◆ Request ◆
Gather all lines from the material that contain the word "каталог".
--- begin ---
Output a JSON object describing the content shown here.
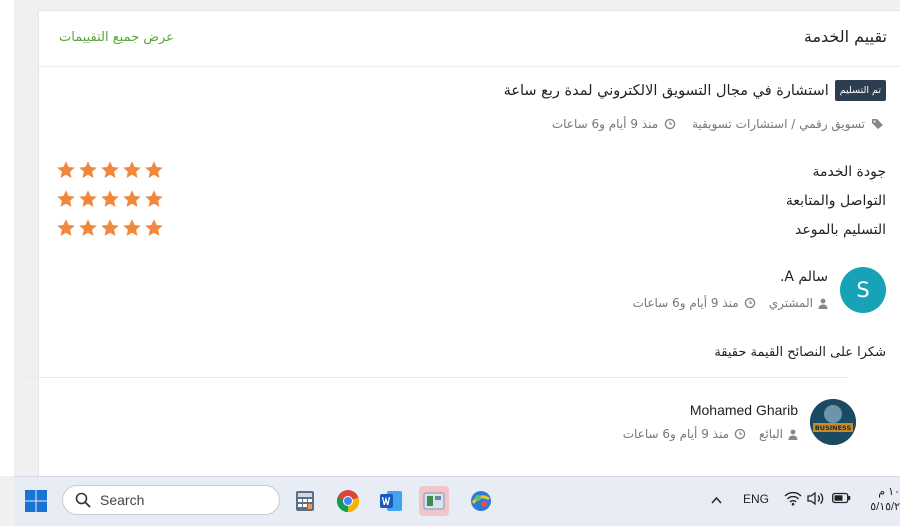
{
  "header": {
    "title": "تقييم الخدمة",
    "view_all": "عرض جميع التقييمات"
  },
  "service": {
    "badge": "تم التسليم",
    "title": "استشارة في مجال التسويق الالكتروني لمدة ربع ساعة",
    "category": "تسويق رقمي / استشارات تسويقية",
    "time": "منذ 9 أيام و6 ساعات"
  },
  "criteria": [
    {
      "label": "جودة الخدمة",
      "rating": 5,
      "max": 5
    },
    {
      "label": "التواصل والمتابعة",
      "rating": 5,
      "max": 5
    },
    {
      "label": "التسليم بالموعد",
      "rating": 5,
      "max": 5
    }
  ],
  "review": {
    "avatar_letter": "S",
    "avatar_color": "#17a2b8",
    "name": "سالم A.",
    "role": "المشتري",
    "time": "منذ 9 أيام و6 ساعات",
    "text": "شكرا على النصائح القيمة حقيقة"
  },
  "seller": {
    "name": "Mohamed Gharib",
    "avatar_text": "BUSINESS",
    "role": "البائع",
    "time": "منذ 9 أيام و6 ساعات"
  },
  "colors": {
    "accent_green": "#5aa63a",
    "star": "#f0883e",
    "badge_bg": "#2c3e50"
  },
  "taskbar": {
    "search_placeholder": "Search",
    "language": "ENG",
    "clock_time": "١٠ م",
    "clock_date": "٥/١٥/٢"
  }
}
--- end ---
--- begin ---
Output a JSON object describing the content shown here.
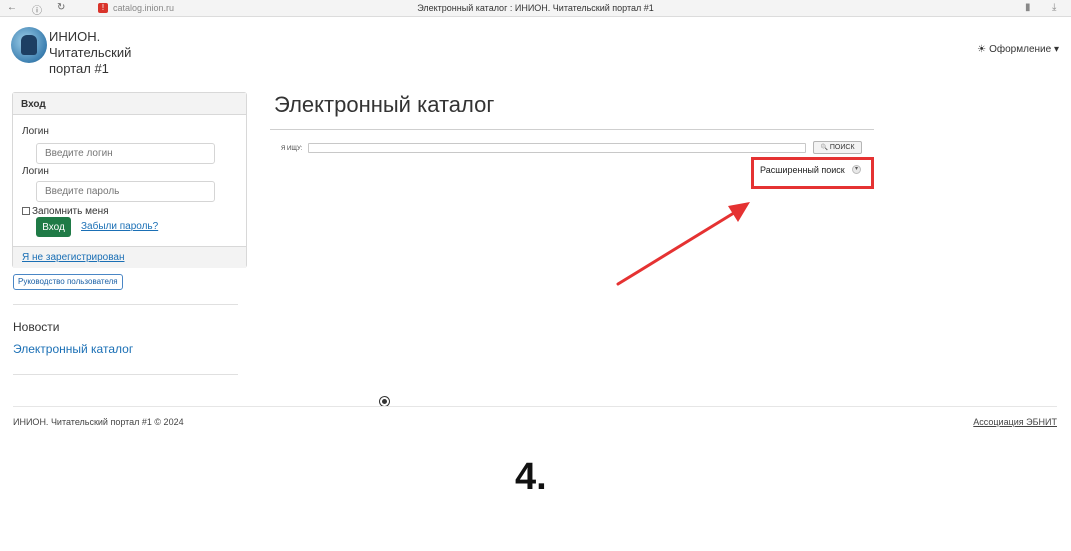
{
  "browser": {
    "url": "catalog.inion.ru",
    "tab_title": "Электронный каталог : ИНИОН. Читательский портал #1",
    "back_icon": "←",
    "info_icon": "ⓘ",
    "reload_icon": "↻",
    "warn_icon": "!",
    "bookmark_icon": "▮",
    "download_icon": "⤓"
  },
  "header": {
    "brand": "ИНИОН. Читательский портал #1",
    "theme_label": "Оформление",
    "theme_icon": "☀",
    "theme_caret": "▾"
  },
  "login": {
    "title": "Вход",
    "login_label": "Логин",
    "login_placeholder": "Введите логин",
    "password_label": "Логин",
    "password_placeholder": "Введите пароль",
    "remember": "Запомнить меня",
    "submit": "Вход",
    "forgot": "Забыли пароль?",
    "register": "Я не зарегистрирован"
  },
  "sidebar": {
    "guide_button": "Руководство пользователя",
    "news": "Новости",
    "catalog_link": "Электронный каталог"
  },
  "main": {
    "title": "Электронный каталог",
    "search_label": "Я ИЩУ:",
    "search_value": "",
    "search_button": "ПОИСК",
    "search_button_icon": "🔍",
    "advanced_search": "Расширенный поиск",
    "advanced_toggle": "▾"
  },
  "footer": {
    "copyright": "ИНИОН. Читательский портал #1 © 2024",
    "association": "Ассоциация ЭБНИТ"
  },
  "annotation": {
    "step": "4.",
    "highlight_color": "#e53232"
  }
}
--- end ---
--- begin ---
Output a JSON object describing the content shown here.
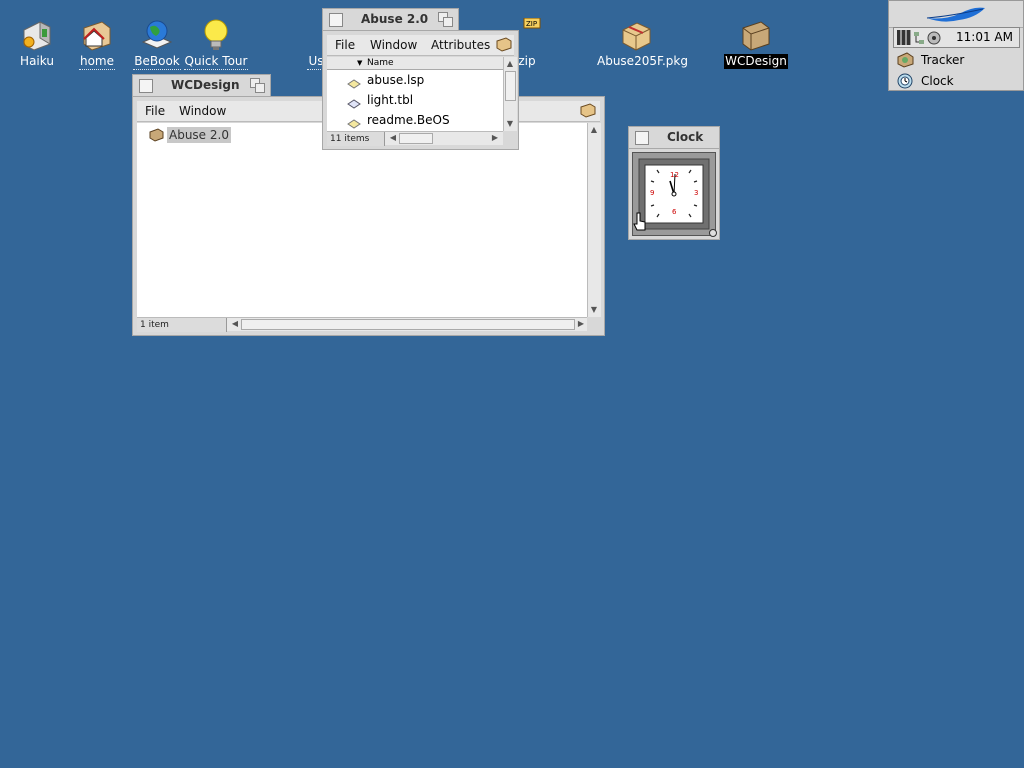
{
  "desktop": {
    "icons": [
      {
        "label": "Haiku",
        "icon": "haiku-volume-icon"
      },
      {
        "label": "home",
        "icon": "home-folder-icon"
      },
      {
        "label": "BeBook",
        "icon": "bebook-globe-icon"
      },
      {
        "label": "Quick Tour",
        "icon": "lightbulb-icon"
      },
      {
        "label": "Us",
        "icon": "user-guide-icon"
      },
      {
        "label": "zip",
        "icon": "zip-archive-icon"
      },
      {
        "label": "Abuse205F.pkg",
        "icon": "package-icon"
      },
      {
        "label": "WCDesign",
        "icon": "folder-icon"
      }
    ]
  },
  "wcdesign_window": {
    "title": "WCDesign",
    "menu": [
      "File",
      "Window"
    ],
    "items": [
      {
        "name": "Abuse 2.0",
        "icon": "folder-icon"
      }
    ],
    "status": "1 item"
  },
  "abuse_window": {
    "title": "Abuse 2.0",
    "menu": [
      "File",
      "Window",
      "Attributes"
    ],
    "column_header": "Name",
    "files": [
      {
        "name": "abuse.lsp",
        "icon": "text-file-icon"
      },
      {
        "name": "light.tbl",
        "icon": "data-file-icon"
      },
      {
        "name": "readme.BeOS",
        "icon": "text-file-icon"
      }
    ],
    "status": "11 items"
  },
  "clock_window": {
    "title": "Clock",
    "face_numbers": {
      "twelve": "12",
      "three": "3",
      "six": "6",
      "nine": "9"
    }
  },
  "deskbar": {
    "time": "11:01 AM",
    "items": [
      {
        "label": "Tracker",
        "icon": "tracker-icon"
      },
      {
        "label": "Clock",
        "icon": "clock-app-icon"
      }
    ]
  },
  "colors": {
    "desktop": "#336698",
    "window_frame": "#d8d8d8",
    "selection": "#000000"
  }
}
--- end ---
◆ Correct result ◆
    "tab_title": "Электронный каталог : ИНИОН. Читательский портал #1",
    "catalog_link": "Электронный каталог"
    "title": "Электронный каталог",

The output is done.